Please quote the material exactly, every line of it.

------ Material for this exercise

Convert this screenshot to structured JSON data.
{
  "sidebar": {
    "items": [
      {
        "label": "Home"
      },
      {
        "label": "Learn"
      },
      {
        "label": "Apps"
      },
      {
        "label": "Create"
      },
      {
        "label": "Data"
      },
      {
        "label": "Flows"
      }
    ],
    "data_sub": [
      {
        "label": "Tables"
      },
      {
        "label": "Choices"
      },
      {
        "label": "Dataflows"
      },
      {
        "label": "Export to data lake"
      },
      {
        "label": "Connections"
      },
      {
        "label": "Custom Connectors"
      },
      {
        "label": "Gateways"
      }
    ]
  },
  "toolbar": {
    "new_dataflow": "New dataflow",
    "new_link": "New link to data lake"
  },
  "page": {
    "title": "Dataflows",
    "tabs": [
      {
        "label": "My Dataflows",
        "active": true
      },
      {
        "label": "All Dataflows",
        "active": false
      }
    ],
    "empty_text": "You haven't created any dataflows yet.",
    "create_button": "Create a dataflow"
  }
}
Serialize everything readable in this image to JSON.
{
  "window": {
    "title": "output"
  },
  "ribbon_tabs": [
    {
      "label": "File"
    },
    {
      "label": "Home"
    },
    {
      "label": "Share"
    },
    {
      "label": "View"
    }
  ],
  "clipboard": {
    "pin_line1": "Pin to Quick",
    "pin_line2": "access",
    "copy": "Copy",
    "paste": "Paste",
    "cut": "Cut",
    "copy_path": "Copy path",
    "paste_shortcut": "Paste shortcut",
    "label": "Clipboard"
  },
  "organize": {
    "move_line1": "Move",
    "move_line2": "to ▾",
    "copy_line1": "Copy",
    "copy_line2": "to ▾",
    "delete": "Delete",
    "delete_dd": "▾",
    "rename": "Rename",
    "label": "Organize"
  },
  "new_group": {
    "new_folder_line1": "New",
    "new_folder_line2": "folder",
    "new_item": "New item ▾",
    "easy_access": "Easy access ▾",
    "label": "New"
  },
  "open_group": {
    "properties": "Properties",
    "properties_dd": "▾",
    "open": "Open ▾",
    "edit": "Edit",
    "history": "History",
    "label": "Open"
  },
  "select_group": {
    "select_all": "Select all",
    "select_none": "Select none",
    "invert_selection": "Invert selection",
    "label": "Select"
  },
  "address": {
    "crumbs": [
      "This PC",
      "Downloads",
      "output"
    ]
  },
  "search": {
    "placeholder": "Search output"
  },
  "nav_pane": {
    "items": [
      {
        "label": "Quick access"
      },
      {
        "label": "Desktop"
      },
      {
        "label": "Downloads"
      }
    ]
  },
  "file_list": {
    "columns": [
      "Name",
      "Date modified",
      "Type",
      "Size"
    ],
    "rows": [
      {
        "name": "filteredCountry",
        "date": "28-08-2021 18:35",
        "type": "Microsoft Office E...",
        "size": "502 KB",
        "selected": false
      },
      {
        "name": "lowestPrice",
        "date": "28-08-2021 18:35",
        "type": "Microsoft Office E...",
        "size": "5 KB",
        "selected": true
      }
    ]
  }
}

------------

## [Correct result]
Convert this screenshot to structured JSON data.
{
  "sidebar": {
    "items": [
      {
        "label": "Home"
      },
      {
        "label": "Learn"
      },
      {
        "label": "Apps"
      },
      {
        "label": "Create"
      },
      {
        "label": "Data"
      },
      {
        "label": "Flows"
      }
    ],
    "data_sub": [
      {
        "label": "Tables"
      },
      {
        "label": "Choices"
      },
      {
        "label": "Dataflows"
      },
      {
        "label": "Export to data lake"
      },
      {
        "label": "Connections"
      },
      {
        "label": "Custom Connectors"
      },
      {
        "label": "Gateways"
      }
    ]
  },
  "toolbar": {
    "new_dataflow": "New dataflow",
    "new_link": "New link to data lake"
  },
  "page": {
    "title": "Dataflows",
    "tabs": [
      {
        "label": "My Dataflows",
        "active": true
      },
      {
        "label": "All Dataflows",
        "active": false
      }
    ],
    "empty_text": "You haven't created any dataflows yet.",
    "create_button": "Create a dataflow"
  }
}
Serialize everything readable in this image to JSON.
{
  "window": {
    "title": "output"
  },
  "ribbon_tabs": [
    {
      "label": "File"
    },
    {
      "label": "Home"
    },
    {
      "label": "Share"
    },
    {
      "label": "View"
    }
  ],
  "clipboard": {
    "pin_line1": "Pin to Quick",
    "pin_line2": "access",
    "copy": "Copy",
    "paste": "Paste",
    "cut": "Cut",
    "copy_path": "Copy path",
    "paste_shortcut": "Paste shortcut",
    "label": "Clipboard"
  },
  "organize": {
    "move_line1": "Move",
    "move_line2": "to ▾",
    "copy_line1": "Copy",
    "copy_line2": "to ▾",
    "delete": "Delete",
    "delete_dd": "▾",
    "rename": "Rename",
    "label": "Organize"
  },
  "new_group": {
    "new_folder_line1": "New",
    "new_folder_line2": "folder",
    "new_item": "New item ▾",
    "easy_access": "Easy access ▾",
    "label": "New"
  },
  "open_group": {
    "properties": "Properties",
    "properties_dd": "▾",
    "open": "Open ▾",
    "edit": "Edit",
    "history": "History",
    "label": "Open"
  },
  "select_group": {
    "select_all": "Select all",
    "select_none": "Select none",
    "invert_selection": "Invert selection",
    "label": "Select"
  },
  "address": {
    "crumbs": [
      "This PC",
      "Downloads",
      "output"
    ]
  },
  "search": {
    "placeholder": "Search output"
  },
  "nav_pane": {
    "items": [
      {
        "label": "Quick access"
      },
      {
        "label": "Desktop"
      },
      {
        "label": "Downloads"
      }
    ]
  },
  "file_list": {
    "columns": [
      "Name",
      "Date modified",
      "Type",
      "Size"
    ],
    "rows": [
      {
        "name": "filteredCountry",
        "date": "28-08-2021 18:35",
        "type": "Microsoft Office E...",
        "size": "502 KB",
        "selected": false
      },
      {
        "name": "lowestPrice",
        "date": "28-08-2021 18:35",
        "type": "Microsoft Office E...",
        "size": "5 KB",
        "selected": true
      }
    ]
  }
}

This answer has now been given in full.